> [Your assignment]:
Every record below needs to be retyped exactly as it appears.

Data excerpts
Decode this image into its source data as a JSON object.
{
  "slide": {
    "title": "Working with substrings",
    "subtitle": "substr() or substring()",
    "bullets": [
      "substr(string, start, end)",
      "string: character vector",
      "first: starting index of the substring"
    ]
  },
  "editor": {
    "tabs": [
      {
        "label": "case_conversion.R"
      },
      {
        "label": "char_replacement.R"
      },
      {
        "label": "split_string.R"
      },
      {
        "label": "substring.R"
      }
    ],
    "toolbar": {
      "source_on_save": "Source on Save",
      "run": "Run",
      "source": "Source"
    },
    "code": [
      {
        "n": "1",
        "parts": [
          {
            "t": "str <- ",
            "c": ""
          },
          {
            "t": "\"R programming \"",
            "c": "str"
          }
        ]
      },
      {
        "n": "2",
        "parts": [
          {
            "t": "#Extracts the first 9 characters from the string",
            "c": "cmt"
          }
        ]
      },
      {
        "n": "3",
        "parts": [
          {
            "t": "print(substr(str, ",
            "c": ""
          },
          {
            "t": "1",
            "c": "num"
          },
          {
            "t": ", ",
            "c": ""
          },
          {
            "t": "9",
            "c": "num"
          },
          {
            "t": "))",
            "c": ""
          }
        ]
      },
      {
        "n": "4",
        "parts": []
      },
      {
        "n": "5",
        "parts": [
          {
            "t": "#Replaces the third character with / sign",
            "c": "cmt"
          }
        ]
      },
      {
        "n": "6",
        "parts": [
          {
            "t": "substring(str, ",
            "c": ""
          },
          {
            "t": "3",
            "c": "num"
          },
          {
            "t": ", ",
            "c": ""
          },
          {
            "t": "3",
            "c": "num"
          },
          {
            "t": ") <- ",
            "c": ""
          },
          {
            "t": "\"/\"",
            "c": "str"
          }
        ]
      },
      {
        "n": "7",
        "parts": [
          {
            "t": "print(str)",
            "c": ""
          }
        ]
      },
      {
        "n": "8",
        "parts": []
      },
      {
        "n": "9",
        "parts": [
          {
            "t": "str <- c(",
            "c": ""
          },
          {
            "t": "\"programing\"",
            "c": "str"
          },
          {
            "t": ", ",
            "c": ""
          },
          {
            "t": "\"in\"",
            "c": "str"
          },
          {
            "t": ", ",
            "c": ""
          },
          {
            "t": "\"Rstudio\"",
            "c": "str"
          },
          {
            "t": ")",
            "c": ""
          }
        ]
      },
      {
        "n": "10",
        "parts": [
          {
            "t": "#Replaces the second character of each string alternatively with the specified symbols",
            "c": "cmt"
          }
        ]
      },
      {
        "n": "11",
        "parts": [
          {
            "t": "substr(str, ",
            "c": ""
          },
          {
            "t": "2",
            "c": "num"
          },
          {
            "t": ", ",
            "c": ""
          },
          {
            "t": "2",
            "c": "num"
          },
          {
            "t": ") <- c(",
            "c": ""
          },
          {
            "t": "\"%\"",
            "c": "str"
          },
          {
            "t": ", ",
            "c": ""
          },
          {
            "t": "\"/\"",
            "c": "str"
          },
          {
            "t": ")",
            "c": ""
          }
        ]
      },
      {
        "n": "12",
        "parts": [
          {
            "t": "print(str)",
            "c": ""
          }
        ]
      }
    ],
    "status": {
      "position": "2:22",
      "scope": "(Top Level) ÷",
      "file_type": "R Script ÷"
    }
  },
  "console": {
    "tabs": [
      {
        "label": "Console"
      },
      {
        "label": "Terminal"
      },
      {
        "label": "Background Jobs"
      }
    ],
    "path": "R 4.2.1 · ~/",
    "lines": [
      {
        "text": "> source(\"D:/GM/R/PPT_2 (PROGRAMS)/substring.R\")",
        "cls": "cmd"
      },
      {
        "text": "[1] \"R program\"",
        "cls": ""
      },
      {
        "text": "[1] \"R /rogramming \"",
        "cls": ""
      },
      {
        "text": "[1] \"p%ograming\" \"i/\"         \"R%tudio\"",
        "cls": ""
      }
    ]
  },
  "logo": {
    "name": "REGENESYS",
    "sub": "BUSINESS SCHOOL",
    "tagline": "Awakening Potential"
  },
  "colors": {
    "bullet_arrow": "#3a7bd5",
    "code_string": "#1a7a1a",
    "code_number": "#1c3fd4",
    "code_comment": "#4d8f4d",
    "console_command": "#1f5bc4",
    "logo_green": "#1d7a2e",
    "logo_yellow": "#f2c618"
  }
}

> [Answer below]:
Decode this image into its source data as a JSON object.
{
  "slide": {
    "title": "Working with substrings",
    "subtitle": "substr() or substring()",
    "bullets": [
      "substr(string, start, end)",
      "string: character vector",
      "first: starting index of the substring"
    ]
  },
  "editor": {
    "tabs": [
      {
        "label": "case_conversion.R"
      },
      {
        "label": "char_replacement.R"
      },
      {
        "label": "split_string.R"
      },
      {
        "label": "substring.R"
      }
    ],
    "toolbar": {
      "source_on_save": "Source on Save",
      "run": "Run",
      "source": "Source"
    },
    "code": [
      {
        "n": "1",
        "parts": [
          {
            "t": "str <- ",
            "c": ""
          },
          {
            "t": "\"R programming \"",
            "c": "str"
          }
        ]
      },
      {
        "n": "2",
        "parts": [
          {
            "t": "#Extracts the first 9 characters from the string",
            "c": "cmt"
          }
        ]
      },
      {
        "n": "3",
        "parts": [
          {
            "t": "print(substr(str, ",
            "c": ""
          },
          {
            "t": "1",
            "c": "num"
          },
          {
            "t": ", ",
            "c": ""
          },
          {
            "t": "9",
            "c": "num"
          },
          {
            "t": "))",
            "c": ""
          }
        ]
      },
      {
        "n": "4",
        "parts": []
      },
      {
        "n": "5",
        "parts": [
          {
            "t": "#Replaces the third character with / sign",
            "c": "cmt"
          }
        ]
      },
      {
        "n": "6",
        "parts": [
          {
            "t": "substring(str, ",
            "c": ""
          },
          {
            "t": "3",
            "c": "num"
          },
          {
            "t": ", ",
            "c": ""
          },
          {
            "t": "3",
            "c": "num"
          },
          {
            "t": ") <- ",
            "c": ""
          },
          {
            "t": "\"/\"",
            "c": "str"
          }
        ]
      },
      {
        "n": "7",
        "parts": [
          {
            "t": "print(str)",
            "c": ""
          }
        ]
      },
      {
        "n": "8",
        "parts": []
      },
      {
        "n": "9",
        "parts": [
          {
            "t": "str <- c(",
            "c": ""
          },
          {
            "t": "\"programing\"",
            "c": "str"
          },
          {
            "t": ", ",
            "c": ""
          },
          {
            "t": "\"in\"",
            "c": "str"
          },
          {
            "t": ", ",
            "c": ""
          },
          {
            "t": "\"Rstudio\"",
            "c": "str"
          },
          {
            "t": ")",
            "c": ""
          }
        ]
      },
      {
        "n": "10",
        "parts": [
          {
            "t": "#Replaces the second character of each string alternatively with the specified symbols",
            "c": "cmt"
          }
        ]
      },
      {
        "n": "11",
        "parts": [
          {
            "t": "substr(str, ",
            "c": ""
          },
          {
            "t": "2",
            "c": "num"
          },
          {
            "t": ", ",
            "c": ""
          },
          {
            "t": "2",
            "c": "num"
          },
          {
            "t": ") <- c(",
            "c": ""
          },
          {
            "t": "\"%\"",
            "c": "str"
          },
          {
            "t": ", ",
            "c": ""
          },
          {
            "t": "\"/\"",
            "c": "str"
          },
          {
            "t": ")",
            "c": ""
          }
        ]
      },
      {
        "n": "12",
        "parts": [
          {
            "t": "print(str)",
            "c": ""
          }
        ]
      }
    ],
    "status": {
      "position": "2:22",
      "scope": "(Top Level) ÷",
      "file_type": "R Script ÷"
    }
  },
  "console": {
    "tabs": [
      {
        "label": "Console"
      },
      {
        "label": "Terminal"
      },
      {
        "label": "Background Jobs"
      }
    ],
    "path": "R 4.2.1 · ~/",
    "lines": [
      {
        "text": "> source(\"D:/GM/R/PPT_2 (PROGRAMS)/substring.R\")",
        "cls": "cmd"
      },
      {
        "text": "[1] \"R program\"",
        "cls": ""
      },
      {
        "text": "[1] \"R /rogramming \"",
        "cls": ""
      },
      {
        "text": "[1] \"p%ograming\" \"i/\"         \"R%tudio\"",
        "cls": ""
      }
    ]
  },
  "logo": {
    "name": "REGENESYS",
    "sub": "BUSINESS SCHOOL",
    "tagline": "Awakening Potential"
  },
  "colors": {
    "bullet_arrow": "#3a7bd5",
    "code_string": "#1a7a1a",
    "code_number": "#1c3fd4",
    "code_comment": "#4d8f4d",
    "console_command": "#1f5bc4",
    "logo_green": "#1d7a2e",
    "logo_yellow": "#f2c618"
  }
}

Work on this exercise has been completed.